[Stored entries]
▽

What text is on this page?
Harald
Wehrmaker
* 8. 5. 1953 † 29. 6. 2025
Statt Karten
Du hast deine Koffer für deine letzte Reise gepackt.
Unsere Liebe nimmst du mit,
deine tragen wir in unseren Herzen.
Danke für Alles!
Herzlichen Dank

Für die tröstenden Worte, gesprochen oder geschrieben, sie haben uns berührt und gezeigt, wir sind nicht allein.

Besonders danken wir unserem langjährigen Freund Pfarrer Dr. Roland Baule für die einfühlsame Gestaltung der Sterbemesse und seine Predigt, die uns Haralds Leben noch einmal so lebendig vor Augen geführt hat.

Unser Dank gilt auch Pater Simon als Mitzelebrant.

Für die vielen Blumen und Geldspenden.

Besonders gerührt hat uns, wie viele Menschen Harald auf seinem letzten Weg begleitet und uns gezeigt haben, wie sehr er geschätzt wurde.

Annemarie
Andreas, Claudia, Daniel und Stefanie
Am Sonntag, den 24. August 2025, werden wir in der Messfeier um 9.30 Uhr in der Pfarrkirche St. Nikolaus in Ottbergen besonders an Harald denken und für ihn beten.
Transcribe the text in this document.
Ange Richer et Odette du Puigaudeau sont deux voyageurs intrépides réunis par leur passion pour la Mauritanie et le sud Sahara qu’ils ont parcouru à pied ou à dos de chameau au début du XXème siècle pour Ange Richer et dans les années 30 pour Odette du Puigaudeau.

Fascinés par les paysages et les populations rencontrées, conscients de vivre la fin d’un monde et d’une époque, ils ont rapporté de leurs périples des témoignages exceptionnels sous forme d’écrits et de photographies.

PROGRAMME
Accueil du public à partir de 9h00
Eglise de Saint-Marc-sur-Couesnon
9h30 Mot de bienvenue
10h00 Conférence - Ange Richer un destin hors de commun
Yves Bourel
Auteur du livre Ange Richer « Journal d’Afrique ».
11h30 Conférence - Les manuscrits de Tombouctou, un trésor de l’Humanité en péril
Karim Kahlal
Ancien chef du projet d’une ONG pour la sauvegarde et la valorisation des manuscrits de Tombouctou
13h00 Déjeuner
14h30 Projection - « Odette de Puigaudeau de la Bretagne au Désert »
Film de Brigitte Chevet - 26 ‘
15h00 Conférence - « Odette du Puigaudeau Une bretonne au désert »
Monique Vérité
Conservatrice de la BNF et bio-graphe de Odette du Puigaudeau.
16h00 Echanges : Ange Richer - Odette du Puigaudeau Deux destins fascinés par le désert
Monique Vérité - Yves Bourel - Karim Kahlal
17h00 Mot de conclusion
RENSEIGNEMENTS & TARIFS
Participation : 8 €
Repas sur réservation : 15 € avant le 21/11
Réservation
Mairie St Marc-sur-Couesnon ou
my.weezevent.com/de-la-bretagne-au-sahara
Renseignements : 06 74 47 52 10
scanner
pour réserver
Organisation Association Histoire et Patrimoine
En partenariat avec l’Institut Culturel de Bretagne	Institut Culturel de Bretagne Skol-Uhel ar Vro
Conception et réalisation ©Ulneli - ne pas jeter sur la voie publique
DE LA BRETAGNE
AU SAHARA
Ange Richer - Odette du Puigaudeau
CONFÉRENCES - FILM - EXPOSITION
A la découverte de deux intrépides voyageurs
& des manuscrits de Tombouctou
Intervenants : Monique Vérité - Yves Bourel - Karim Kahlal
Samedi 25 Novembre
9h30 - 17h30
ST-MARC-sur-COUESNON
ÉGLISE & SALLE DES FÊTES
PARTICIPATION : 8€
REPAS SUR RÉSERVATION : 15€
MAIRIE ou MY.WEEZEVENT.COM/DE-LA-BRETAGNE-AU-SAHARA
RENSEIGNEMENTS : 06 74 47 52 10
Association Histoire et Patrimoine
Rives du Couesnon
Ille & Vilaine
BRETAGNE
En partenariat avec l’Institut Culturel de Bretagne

△

WHAT TO PRODUCE.
Track down every line of the material containing the string "Ange", and copy it.

EXERCISE ANSWER.
Ange Richer et Odette du Puigaudeau sont deux voyageurs intrépides réunis par leur passion pour la Mauritanie et le sud Sahara qu’ils ont parcouru à pied ou à dos de chameau au début du XXème siècle pour Ange Richer et dans les années 30 pour Odette du Puigaudeau.
10h00 Conférence - Ange Richer un destin hors de commun
Auteur du livre Ange Richer « Journal d’Afrique ».
16h00 Echanges : Ange Richer - Odette du Puigaudeau Deux destins fascinés par le désert
Ange Richer - Odette du Puigaudeau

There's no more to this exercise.